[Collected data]
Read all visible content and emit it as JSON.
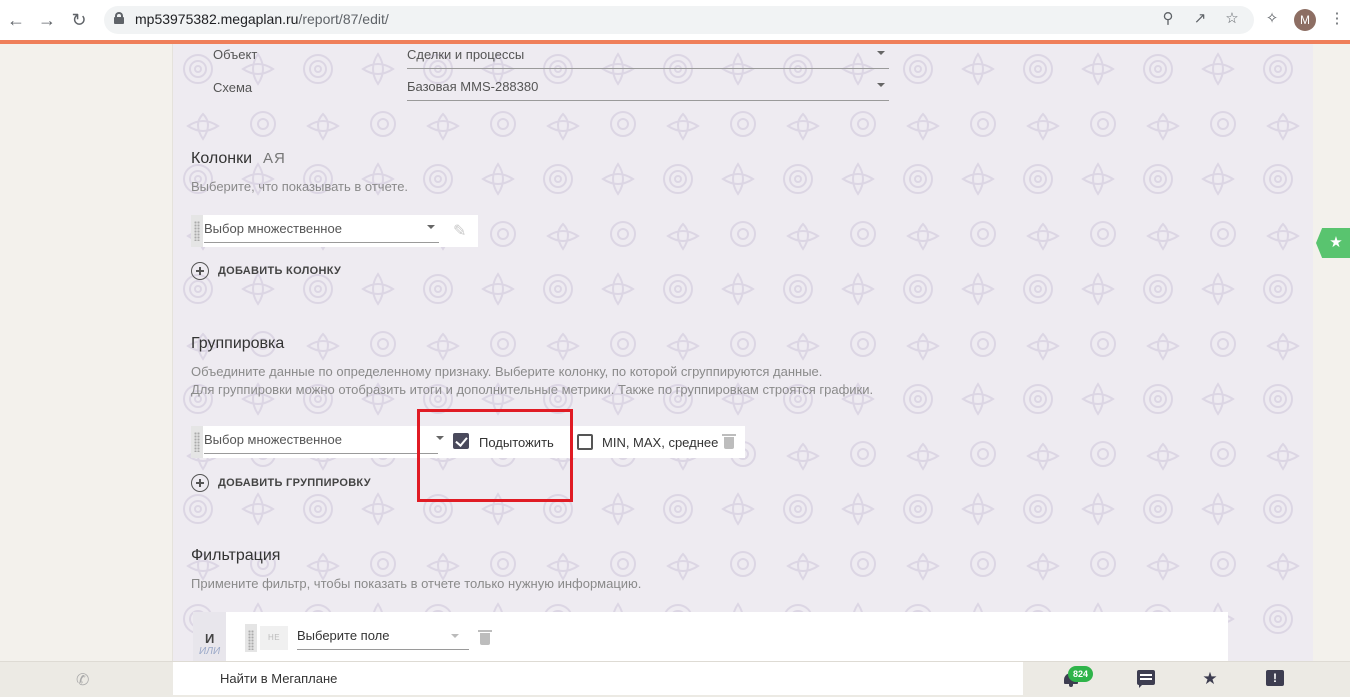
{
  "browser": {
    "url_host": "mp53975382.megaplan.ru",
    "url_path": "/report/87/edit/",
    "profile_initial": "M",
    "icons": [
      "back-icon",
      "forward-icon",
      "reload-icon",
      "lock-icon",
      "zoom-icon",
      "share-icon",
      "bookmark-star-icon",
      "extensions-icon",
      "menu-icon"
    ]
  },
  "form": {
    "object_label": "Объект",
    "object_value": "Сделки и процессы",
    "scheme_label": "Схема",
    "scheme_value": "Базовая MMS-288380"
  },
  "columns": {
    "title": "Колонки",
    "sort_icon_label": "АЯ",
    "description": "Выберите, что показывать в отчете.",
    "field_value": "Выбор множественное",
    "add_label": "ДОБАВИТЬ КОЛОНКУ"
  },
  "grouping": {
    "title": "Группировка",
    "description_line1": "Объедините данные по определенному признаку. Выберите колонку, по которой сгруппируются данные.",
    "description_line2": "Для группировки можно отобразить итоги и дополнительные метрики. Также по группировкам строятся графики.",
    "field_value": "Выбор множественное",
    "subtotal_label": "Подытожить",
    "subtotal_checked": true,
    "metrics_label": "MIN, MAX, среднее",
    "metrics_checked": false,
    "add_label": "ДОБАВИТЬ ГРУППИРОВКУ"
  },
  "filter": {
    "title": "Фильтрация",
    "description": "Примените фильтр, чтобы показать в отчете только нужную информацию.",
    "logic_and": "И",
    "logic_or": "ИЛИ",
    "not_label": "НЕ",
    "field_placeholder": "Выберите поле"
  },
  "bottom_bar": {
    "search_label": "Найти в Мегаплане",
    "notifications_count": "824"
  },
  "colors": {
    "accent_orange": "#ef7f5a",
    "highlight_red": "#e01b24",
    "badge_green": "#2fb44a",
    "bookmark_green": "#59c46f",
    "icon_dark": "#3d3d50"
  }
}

* _Problem to solve_
Working from the listing above, pick out every line that has "ДОБАВИТЬ" and copy it.

* _Solved problem_
    "add_label": "ДОБАВИТЬ КОЛОНКУ"
    "add_label": "ДОБАВИТЬ ГРУППИРОВКУ"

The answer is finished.